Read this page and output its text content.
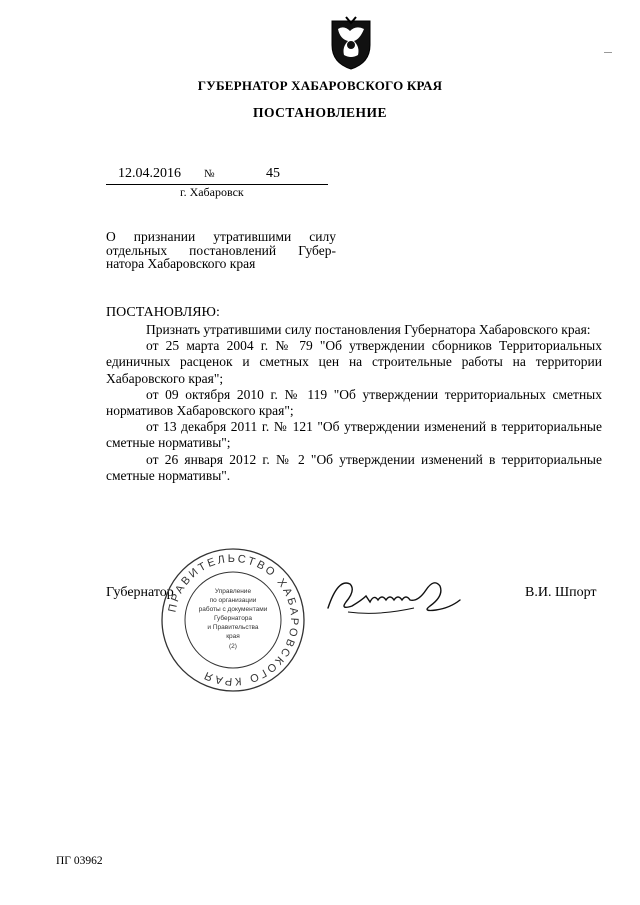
ГУБЕРНАТОР ХАБАРОВСКОГО КРАЯ
ПОСТАНОВЛЕНИЕ
12.04.2016 №	45
г. Хабаровск
О признании утратившими силу
отдельных постановлений Губер-
натора Хабаровского края
ПОСТАНОВЛЯЮ:

Признать утратившими силу постановления Губернатора Хабаровского края:

от 25 марта 2004 г. № 79 "Об утверждении сборников Территориальных единичных расценок и сметных цен на строительные работы на территории Хабаровского края";

от 09 октября 2010 г. № 119 "Об утверждении территориальных сметных нормативов Хабаровского края";

от 13 декабря 2011 г. № 121 "Об утверждении изменений в территориальные сметные нормативы";

от 26 января 2012 г. № 2 "Об утверждении изменений в территориальные сметные нормативы".

Губернатор	В.И. Шпорт
ПРАВИТЕЛЬСТВО ХАБАРОВСКОГО КРАЯ
Управление
по организации
работы с документами
Губернатора
и Правительства
края
(2)
ПГ 03962
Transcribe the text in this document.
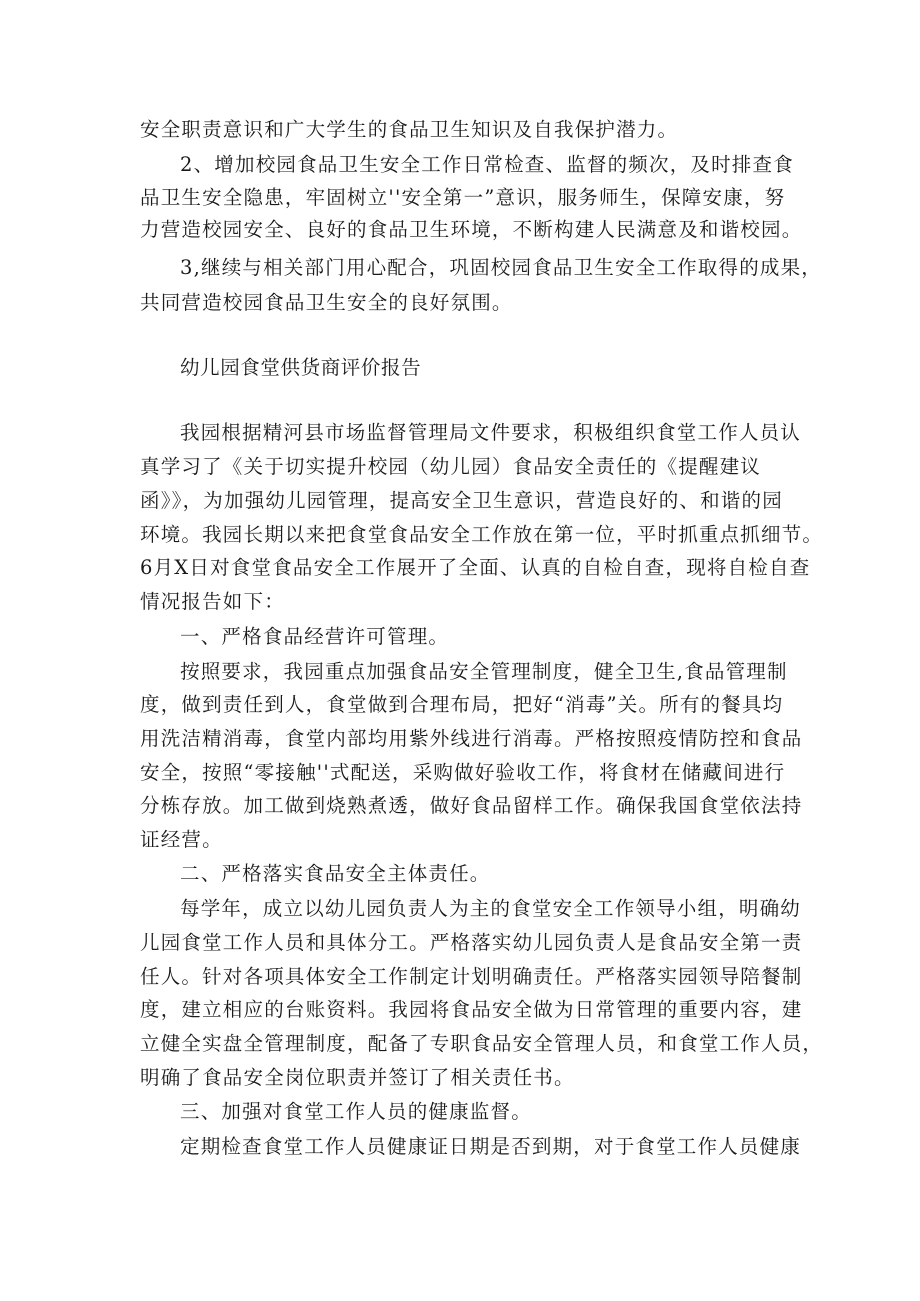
安全职责意识和广大学生的食品卫生知识及自我保护潜力。
2、增加校园食品卫生安全工作日常检查、监督的频次，及时排查食
品卫生安全隐患，牢固树立''安全第一”意识，服务师生，保障安康，努
力营造校园安全、良好的食品卫生环境，不断构建人民满意及和谐校园。
3,继续与相关部门用心配合，巩固校园食品卫生安全工作取得的成果，
共同营造校园食品卫生安全的良好氛围。
幼儿园食堂供货商评价报告
我园根据精河县市场监督管理局文件要求，积极组织食堂工作人员认
真学习了《关于切实提升校园（幼儿园）食品安全责任的《提醒建议
函》》，为加强幼儿园管理，提高安全卫生意识，营造良好的、和谐的园
环境。我园长期以来把食堂食品安全工作放在第一位，平时抓重点抓细节。
6月X日对食堂食品安全工作展开了全面、认真的自检自查，现将自检自查
情况报告如下：
一、严格食品经营许可管理。
按照要求，我园重点加强食品安全管理制度，健全卫生,食品管理制
度，做到责任到人，食堂做到合理布局，把好“消毒”关。所有的餐具均
用洗洁精消毒，食堂内部均用紫外线进行消毒。严格按照疫情防控和食品
安全，按照“零接触''式配送，采购做好验收工作，将食材在储藏间进行
分栋存放。加工做到烧熟煮透，做好食品留样工作。确保我国食堂依法持
证经营。
二、严格落实食品安全主体责任。
每学年，成立以幼儿园负责人为主的食堂安全工作领导小组，明确幼
儿园食堂工作人员和具体分工。严格落实幼儿园负责人是食品安全第一责
任人。针对各项具体安全工作制定计划明确责任。严格落实园领导陪餐制
度，建立相应的台账资料。我园将食品安全做为日常管理的重要内容，建
立健全实盘全管理制度，配备了专职食品安全管理人员，和食堂工作人员，
明确了食品安全岗位职责并签订了相关责任书。
三、加强对食堂工作人员的健康监督。
定期检查食堂工作人员健康证日期是否到期，对于食堂工作人员健康
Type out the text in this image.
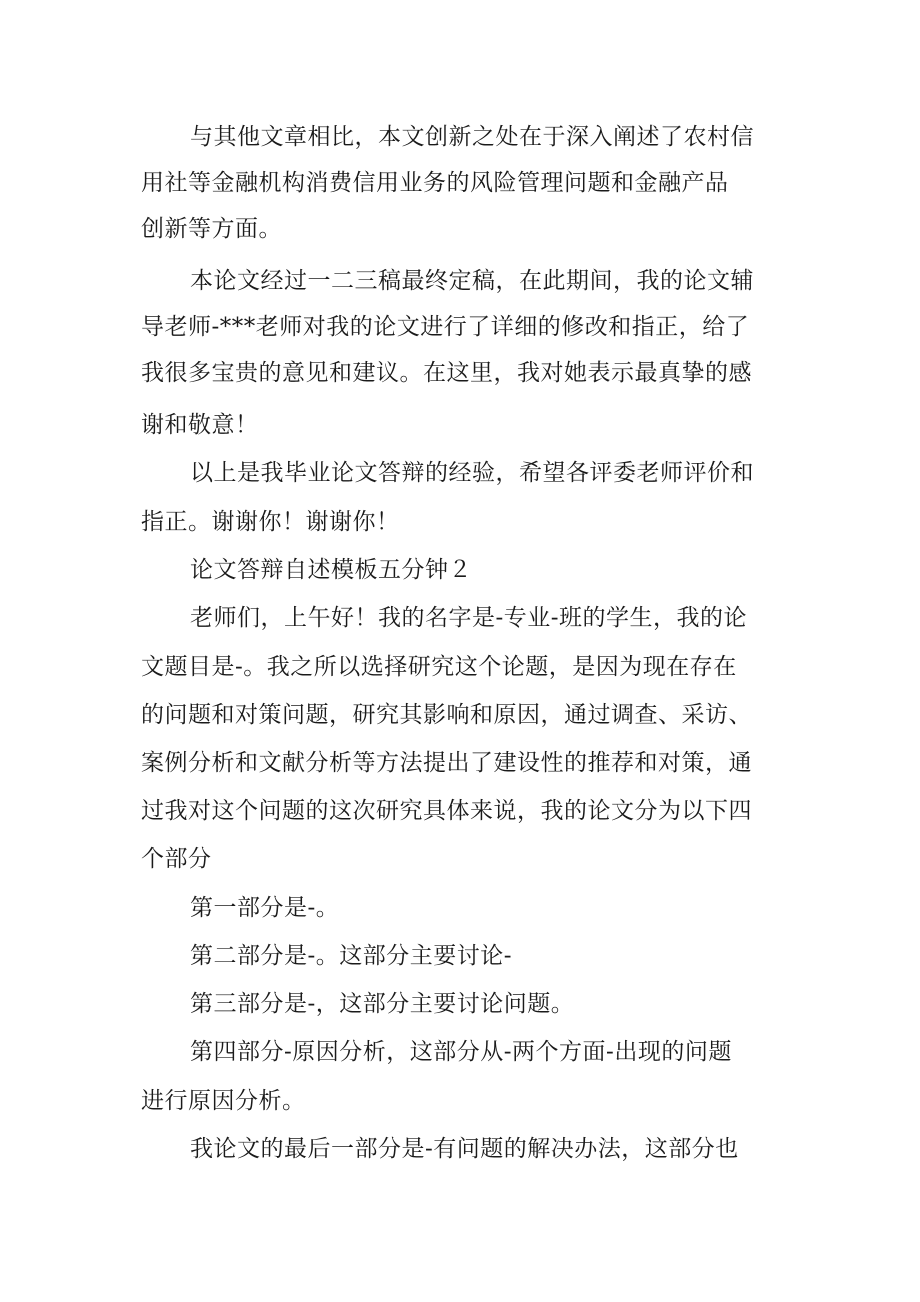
与其他文章相比，本文创新之处在于深入阐述了农村信
用社等金融机构消费信用业务的风险管理问题和金融产品
创新等方面。
本论文经过一二三稿最终定稿，在此期间，我的论文辅
导老师-***老师对我的论文进行了详细的修改和指正，给了
我很多宝贵的意见和建议。在这里，我对她表示最真挚的感
谢和敬意！
以上是我毕业论文答辩的经验，希望各评委老师评价和
指正。谢谢你！谢谢你！
论文答辩自述模板五分钟２
老师们，上午好！我的名字是-专业-班的学生，我的论
文题目是-。我之所以选择研究这个论题，是因为现在存在
的问题和对策问题，研究其影响和原因，通过调查、采访、
案例分析和文献分析等方法提出了建设性的推荐和对策，通
过我对这个问题的这次研究具体来说，我的论文分为以下四
个部分
第一部分是-。
第二部分是-。这部分主要讨论-
第三部分是-，这部分主要讨论问题。
第四部分-原因分析，这部分从-两个方面-出现的问题
进行原因分析。
我论文的最后一部分是-有问题的解决办法，这部分也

=== Exercise description ===
Using the records above, extract exactly and only the lines from the one with "Type out the text in this image." through the final line, inclusive, leaving out pictures.

=== Task output ===
Type out the text in this image.
与其他文章相比，本文创新之处在于深入阐述了农村信
用社等金融机构消费信用业务的风险管理问题和金融产品
创新等方面。
本论文经过一二三稿最终定稿，在此期间，我的论文辅
导老师-***老师对我的论文进行了详细的修改和指正，给了
我很多宝贵的意见和建议。在这里，我对她表示最真挚的感
谢和敬意！
以上是我毕业论文答辩的经验，希望各评委老师评价和
指正。谢谢你！谢谢你！
论文答辩自述模板五分钟２
老师们，上午好！我的名字是-专业-班的学生，我的论
文题目是-。我之所以选择研究这个论题，是因为现在存在
的问题和对策问题，研究其影响和原因，通过调查、采访、
案例分析和文献分析等方法提出了建设性的推荐和对策，通
过我对这个问题的这次研究具体来说，我的论文分为以下四
个部分
第一部分是-。
第二部分是-。这部分主要讨论-
第三部分是-，这部分主要讨论问题。
第四部分-原因分析，这部分从-两个方面-出现的问题
进行原因分析。
我论文的最后一部分是-有问题的解决办法，这部分也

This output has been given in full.